- _Data for this exercise_
'''

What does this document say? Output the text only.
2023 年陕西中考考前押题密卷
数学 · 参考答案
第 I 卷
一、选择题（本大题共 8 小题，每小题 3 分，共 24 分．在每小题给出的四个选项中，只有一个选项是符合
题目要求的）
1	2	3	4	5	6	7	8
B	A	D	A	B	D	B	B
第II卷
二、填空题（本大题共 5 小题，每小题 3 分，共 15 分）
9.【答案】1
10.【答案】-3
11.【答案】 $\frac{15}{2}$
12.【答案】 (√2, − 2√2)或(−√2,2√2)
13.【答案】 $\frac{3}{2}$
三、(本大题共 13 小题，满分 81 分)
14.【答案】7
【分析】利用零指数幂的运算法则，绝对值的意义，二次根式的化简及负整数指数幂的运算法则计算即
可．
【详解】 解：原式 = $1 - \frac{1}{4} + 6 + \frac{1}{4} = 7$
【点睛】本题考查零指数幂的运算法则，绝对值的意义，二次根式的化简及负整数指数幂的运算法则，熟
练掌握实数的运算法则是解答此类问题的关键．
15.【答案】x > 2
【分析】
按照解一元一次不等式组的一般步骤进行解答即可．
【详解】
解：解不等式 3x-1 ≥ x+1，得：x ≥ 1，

'''

- _What this task involves_
Give an exact copy of all the data shown above.

- _Answer to this exercise_
What does this document say? Output the text only.
2023 年陕西中考考前押题密卷
数学 · 参考答案
第 I 卷
一、选择题（本大题共 8 小题，每小题 3 分，共 24 分．在每小题给出的四个选项中，只有一个选项是符合
题目要求的）
1	2	3	4	5	6	7	8
B	A	D	A	B	D	B	B
第II卷
二、填空题（本大题共 5 小题，每小题 3 分，共 15 分）
9.【答案】1
10.【答案】-3
11.【答案】 $\frac{15}{2}$
12.【答案】 (√2, − 2√2)或(−√2,2√2)
13.【答案】 $\frac{3}{2}$
三、(本大题共 13 小题，满分 81 分)
14.【答案】7
【分析】利用零指数幂的运算法则，绝对值的意义，二次根式的化简及负整数指数幂的运算法则计算即
可．
【详解】 解：原式 = $1 - \frac{1}{4} + 6 + \frac{1}{4} = 7$
【点睛】本题考查零指数幂的运算法则，绝对值的意义，二次根式的化简及负整数指数幂的运算法则，熟
练掌握实数的运算法则是解答此类问题的关键．
15.【答案】x > 2
【分析】
按照解一元一次不等式组的一般步骤进行解答即可．
【详解】
解：解不等式 3x-1 ≥ x+1，得：x ≥ 1，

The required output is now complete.